Records from a dataset
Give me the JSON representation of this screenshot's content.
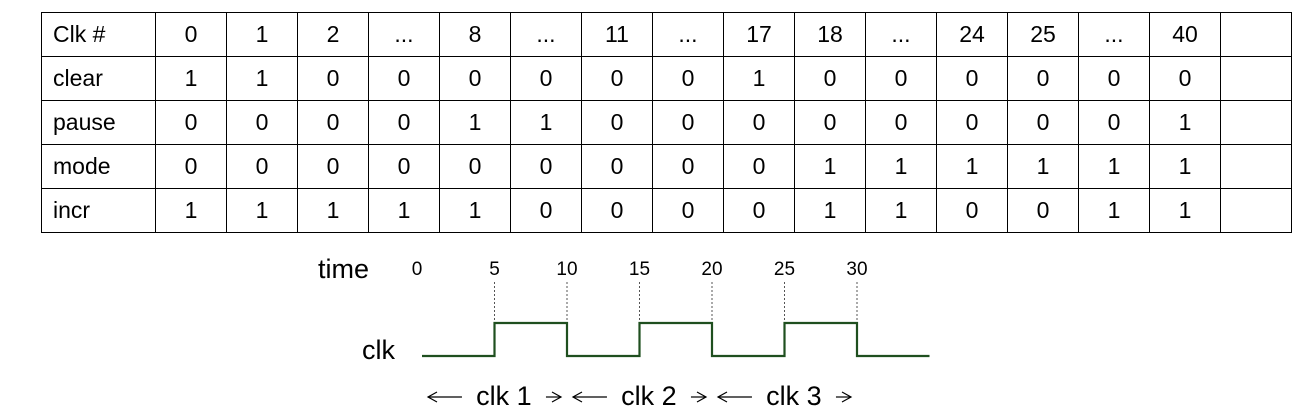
{
  "table": {
    "rows": [
      {
        "label": "Clk #",
        "cells": [
          "0",
          "1",
          "2",
          "...",
          "8",
          "...",
          "11",
          "...",
          "17",
          "18",
          "...",
          "24",
          "25",
          "...",
          "40",
          ""
        ]
      },
      {
        "label": "clear",
        "cells": [
          "1",
          "1",
          "0",
          "0",
          "0",
          "0",
          "0",
          "0",
          "1",
          "0",
          "0",
          "0",
          "0",
          "0",
          "0",
          ""
        ]
      },
      {
        "label": "pause",
        "cells": [
          "0",
          "0",
          "0",
          "0",
          "1",
          "1",
          "0",
          "0",
          "0",
          "0",
          "0",
          "0",
          "0",
          "0",
          "1",
          ""
        ]
      },
      {
        "label": "mode",
        "cells": [
          "0",
          "0",
          "0",
          "0",
          "0",
          "0",
          "0",
          "0",
          "0",
          "1",
          "1",
          "1",
          "1",
          "1",
          "1",
          ""
        ]
      },
      {
        "label": "incr",
        "cells": [
          "1",
          "1",
          "1",
          "1",
          "1",
          "0",
          "0",
          "0",
          "0",
          "1",
          "1",
          "0",
          "0",
          "1",
          "1",
          ""
        ]
      }
    ]
  },
  "timing": {
    "time_label": "time",
    "signal_label": "clk",
    "ticks": [
      "0",
      "5",
      "10",
      "15",
      "20",
      "25",
      "30"
    ],
    "clock_labels": [
      "clk 1",
      "clk 2",
      "clk 3"
    ],
    "line_color": "#1f4f1f"
  }
}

▶ [Written request]
A faithful copy of the records above is needed, with the pictures left out.

▶ [Worked solution]
Give me the JSON representation of this screenshot's content.
{
  "table": {
    "rows": [
      {
        "label": "Clk #",
        "cells": [
          "0",
          "1",
          "2",
          "...",
          "8",
          "...",
          "11",
          "...",
          "17",
          "18",
          "...",
          "24",
          "25",
          "...",
          "40",
          ""
        ]
      },
      {
        "label": "clear",
        "cells": [
          "1",
          "1",
          "0",
          "0",
          "0",
          "0",
          "0",
          "0",
          "1",
          "0",
          "0",
          "0",
          "0",
          "0",
          "0",
          ""
        ]
      },
      {
        "label": "pause",
        "cells": [
          "0",
          "0",
          "0",
          "0",
          "1",
          "1",
          "0",
          "0",
          "0",
          "0",
          "0",
          "0",
          "0",
          "0",
          "1",
          ""
        ]
      },
      {
        "label": "mode",
        "cells": [
          "0",
          "0",
          "0",
          "0",
          "0",
          "0",
          "0",
          "0",
          "0",
          "1",
          "1",
          "1",
          "1",
          "1",
          "1",
          ""
        ]
      },
      {
        "label": "incr",
        "cells": [
          "1",
          "1",
          "1",
          "1",
          "1",
          "0",
          "0",
          "0",
          "0",
          "1",
          "1",
          "0",
          "0",
          "1",
          "1",
          ""
        ]
      }
    ]
  },
  "timing": {
    "time_label": "time",
    "signal_label": "clk",
    "ticks": [
      "0",
      "5",
      "10",
      "15",
      "20",
      "25",
      "30"
    ],
    "clock_labels": [
      "clk 1",
      "clk 2",
      "clk 3"
    ],
    "line_color": "#1f4f1f"
  }
}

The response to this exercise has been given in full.